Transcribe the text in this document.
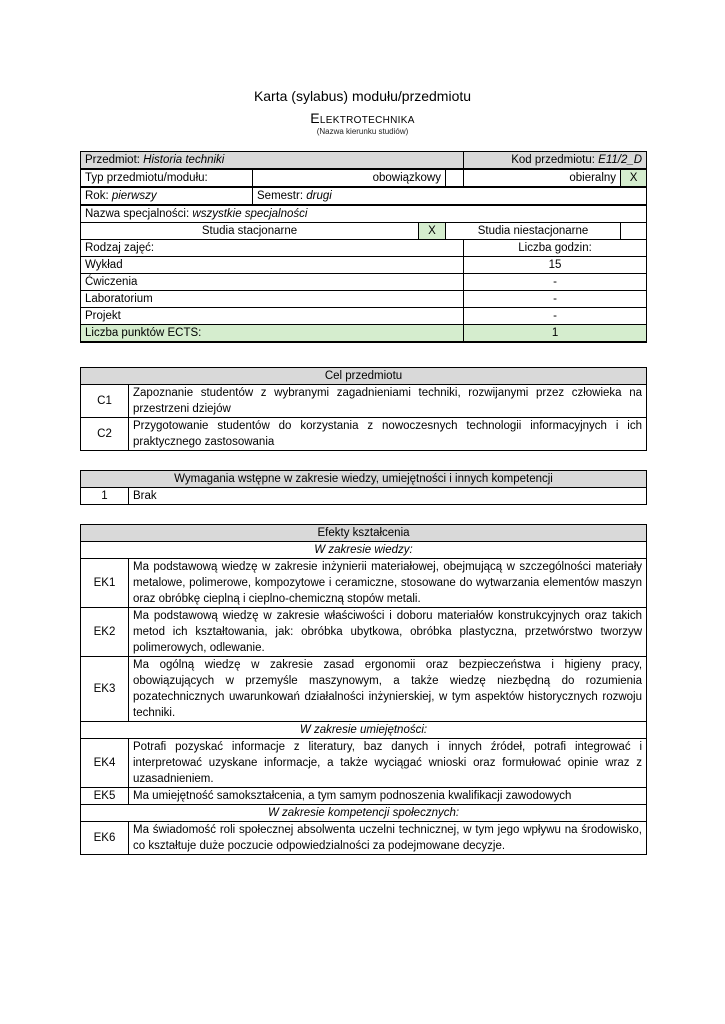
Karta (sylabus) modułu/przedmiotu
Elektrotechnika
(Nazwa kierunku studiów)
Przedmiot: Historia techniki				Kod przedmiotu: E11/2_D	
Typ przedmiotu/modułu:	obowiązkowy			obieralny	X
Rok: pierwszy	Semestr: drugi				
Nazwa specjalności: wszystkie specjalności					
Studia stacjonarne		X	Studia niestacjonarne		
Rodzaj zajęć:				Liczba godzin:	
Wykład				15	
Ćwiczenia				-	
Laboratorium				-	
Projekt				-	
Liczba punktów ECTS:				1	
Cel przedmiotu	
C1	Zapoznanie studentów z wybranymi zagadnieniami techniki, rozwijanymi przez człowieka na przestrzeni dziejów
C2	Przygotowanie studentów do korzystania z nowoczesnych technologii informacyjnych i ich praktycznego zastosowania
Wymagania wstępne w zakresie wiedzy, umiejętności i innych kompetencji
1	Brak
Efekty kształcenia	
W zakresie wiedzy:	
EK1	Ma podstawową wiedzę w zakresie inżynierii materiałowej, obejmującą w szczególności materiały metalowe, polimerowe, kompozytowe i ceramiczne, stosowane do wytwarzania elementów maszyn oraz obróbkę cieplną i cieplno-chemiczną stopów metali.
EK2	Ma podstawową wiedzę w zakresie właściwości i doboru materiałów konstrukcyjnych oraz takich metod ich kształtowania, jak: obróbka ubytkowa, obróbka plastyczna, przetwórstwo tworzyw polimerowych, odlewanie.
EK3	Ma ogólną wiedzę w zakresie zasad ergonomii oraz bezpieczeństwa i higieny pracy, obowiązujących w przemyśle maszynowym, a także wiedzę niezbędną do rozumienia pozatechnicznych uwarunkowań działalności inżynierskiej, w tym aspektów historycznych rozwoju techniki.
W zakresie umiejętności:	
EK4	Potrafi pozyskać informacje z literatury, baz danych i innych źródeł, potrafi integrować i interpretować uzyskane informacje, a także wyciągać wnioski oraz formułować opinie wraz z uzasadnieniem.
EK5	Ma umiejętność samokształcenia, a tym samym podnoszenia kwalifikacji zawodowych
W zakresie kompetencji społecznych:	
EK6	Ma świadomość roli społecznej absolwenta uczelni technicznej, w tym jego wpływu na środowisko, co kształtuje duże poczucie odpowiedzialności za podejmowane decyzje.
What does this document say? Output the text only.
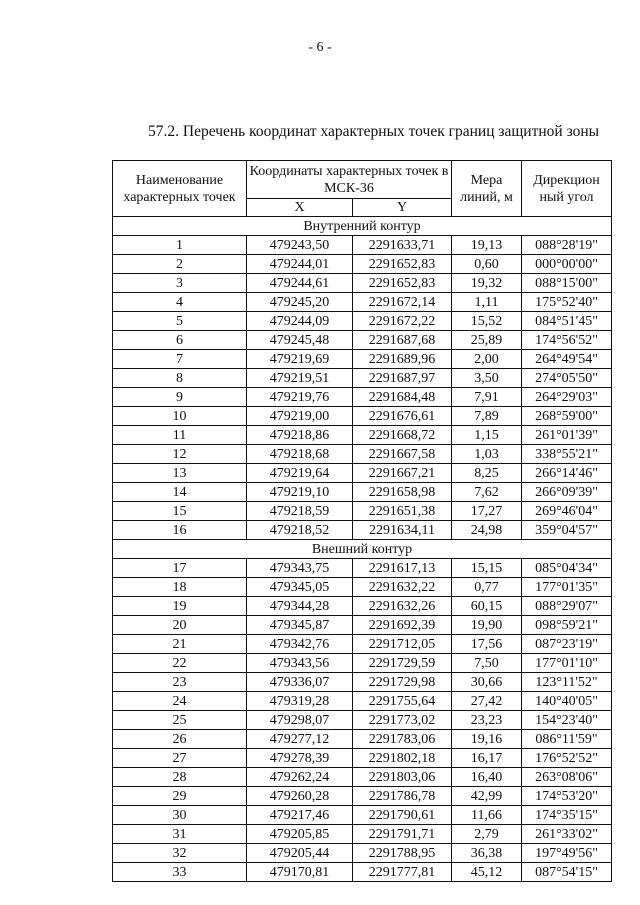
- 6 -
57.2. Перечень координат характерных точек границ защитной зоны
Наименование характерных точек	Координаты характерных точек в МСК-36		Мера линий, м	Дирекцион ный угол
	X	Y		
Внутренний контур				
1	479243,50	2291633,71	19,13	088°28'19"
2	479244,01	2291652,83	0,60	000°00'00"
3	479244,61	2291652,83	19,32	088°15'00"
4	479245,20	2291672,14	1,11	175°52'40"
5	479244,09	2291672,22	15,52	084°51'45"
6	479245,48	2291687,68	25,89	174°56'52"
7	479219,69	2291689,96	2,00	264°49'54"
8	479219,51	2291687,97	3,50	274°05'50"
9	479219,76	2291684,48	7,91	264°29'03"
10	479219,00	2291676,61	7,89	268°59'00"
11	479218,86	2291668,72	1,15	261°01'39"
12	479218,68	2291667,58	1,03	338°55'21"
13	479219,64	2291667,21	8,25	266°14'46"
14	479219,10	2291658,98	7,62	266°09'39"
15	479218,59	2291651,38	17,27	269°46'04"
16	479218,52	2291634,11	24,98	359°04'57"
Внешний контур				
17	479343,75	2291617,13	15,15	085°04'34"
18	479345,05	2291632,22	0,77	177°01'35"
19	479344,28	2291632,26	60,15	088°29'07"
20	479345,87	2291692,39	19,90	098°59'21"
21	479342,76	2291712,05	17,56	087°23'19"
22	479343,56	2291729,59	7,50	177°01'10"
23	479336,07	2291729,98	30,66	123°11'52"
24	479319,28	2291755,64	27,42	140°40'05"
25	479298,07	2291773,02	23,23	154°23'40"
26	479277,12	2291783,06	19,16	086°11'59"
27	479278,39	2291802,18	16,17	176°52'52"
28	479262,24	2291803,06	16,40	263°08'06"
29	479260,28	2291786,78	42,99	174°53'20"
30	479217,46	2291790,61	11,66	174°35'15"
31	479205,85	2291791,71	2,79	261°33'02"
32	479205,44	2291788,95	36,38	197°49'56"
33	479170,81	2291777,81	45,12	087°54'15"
-*-
* WHAT TO WORK ON: Of the lines above, how many contain the word "przedmiotu"? Provide the number and nothing else.

* OUTPUT OF THE TASK: 4